Items listed in a dataset
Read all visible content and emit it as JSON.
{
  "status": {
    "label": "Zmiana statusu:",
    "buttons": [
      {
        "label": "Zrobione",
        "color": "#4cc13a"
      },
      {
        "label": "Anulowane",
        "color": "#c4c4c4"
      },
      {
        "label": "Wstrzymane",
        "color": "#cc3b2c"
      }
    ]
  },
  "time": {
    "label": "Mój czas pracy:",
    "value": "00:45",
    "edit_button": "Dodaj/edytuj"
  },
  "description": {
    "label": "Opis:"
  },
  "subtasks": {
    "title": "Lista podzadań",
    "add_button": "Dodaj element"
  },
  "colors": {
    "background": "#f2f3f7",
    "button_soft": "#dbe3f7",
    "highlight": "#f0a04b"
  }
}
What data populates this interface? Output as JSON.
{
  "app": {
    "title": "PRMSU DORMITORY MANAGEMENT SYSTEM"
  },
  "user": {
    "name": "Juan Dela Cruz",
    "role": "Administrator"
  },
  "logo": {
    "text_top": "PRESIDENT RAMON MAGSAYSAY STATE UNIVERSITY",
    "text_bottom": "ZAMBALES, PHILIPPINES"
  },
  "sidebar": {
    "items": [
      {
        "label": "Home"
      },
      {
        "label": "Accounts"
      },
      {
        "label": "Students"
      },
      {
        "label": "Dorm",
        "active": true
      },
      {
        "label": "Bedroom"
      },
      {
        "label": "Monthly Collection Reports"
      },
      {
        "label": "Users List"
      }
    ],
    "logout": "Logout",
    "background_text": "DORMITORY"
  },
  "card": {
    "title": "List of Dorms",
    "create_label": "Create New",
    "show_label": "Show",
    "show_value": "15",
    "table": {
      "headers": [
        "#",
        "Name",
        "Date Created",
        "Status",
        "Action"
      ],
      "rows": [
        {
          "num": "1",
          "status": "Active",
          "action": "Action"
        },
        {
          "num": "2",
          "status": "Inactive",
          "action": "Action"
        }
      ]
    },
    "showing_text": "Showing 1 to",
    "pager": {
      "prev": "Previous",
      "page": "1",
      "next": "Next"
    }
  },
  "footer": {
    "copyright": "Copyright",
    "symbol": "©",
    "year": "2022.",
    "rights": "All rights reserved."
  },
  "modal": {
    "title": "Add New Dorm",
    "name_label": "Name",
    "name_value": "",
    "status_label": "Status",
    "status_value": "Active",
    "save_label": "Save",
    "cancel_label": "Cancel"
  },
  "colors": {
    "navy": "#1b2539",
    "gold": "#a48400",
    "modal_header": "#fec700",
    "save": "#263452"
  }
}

▸ YOUR INSTRUCTIONS
Give the entries once more, exactly as they appear.

▸ CORRECT RESULT
Read all visible content and emit it as JSON.
{
  "status": {
    "label": "Zmiana statusu:",
    "buttons": [
      {
        "label": "Zrobione",
        "color": "#4cc13a"
      },
      {
        "label": "Anulowane",
        "color": "#c4c4c4"
      },
      {
        "label": "Wstrzymane",
        "color": "#cc3b2c"
      }
    ]
  },
  "time": {
    "label": "Mój czas pracy:",
    "value": "00:45",
    "edit_button": "Dodaj/edytuj"
  },
  "description": {
    "label": "Opis:"
  },
  "subtasks": {
    "title": "Lista podzadań",
    "add_button": "Dodaj element"
  },
  "colors": {
    "background": "#f2f3f7",
    "button_soft": "#dbe3f7",
    "highlight": "#f0a04b"
  }
}
What data populates this interface? Output as JSON.
{
  "app": {
    "title": "PRMSU DORMITORY MANAGEMENT SYSTEM"
  },
  "user": {
    "name": "Juan Dela Cruz",
    "role": "Administrator"
  },
  "logo": {
    "text_top": "PRESIDENT RAMON MAGSAYSAY STATE UNIVERSITY",
    "text_bottom": "ZAMBALES, PHILIPPINES"
  },
  "sidebar": {
    "items": [
      {
        "label": "Home"
      },
      {
        "label": "Accounts"
      },
      {
        "label": "Students"
      },
      {
        "label": "Dorm",
        "active": true
      },
      {
        "label": "Bedroom"
      },
      {
        "label": "Monthly Collection Reports"
      },
      {
        "label": "Users List"
      }
    ],
    "logout": "Logout",
    "background_text": "DORMITORY"
  },
  "card": {
    "title": "List of Dorms",
    "create_label": "Create New",
    "show_label": "Show",
    "show_value": "15",
    "table": {
      "headers": [
        "#",
        "Name",
        "Date Created",
        "Status",
        "Action"
      ],
      "rows": [
        {
          "num": "1",
          "status": "Active",
          "action": "Action"
        },
        {
          "num": "2",
          "status": "Inactive",
          "action": "Action"
        }
      ]
    },
    "showing_text": "Showing 1 to",
    "pager": {
      "prev": "Previous",
      "page": "1",
      "next": "Next"
    }
  },
  "footer": {
    "copyright": "Copyright",
    "symbol": "©",
    "year": "2022.",
    "rights": "All rights reserved."
  },
  "modal": {
    "title": "Add New Dorm",
    "name_label": "Name",
    "name_value": "",
    "status_label": "Status",
    "status_value": "Active",
    "save_label": "Save",
    "cancel_label": "Cancel"
  },
  "colors": {
    "navy": "#1b2539",
    "gold": "#a48400",
    "modal_header": "#fec700",
    "save": "#263452"
  }
}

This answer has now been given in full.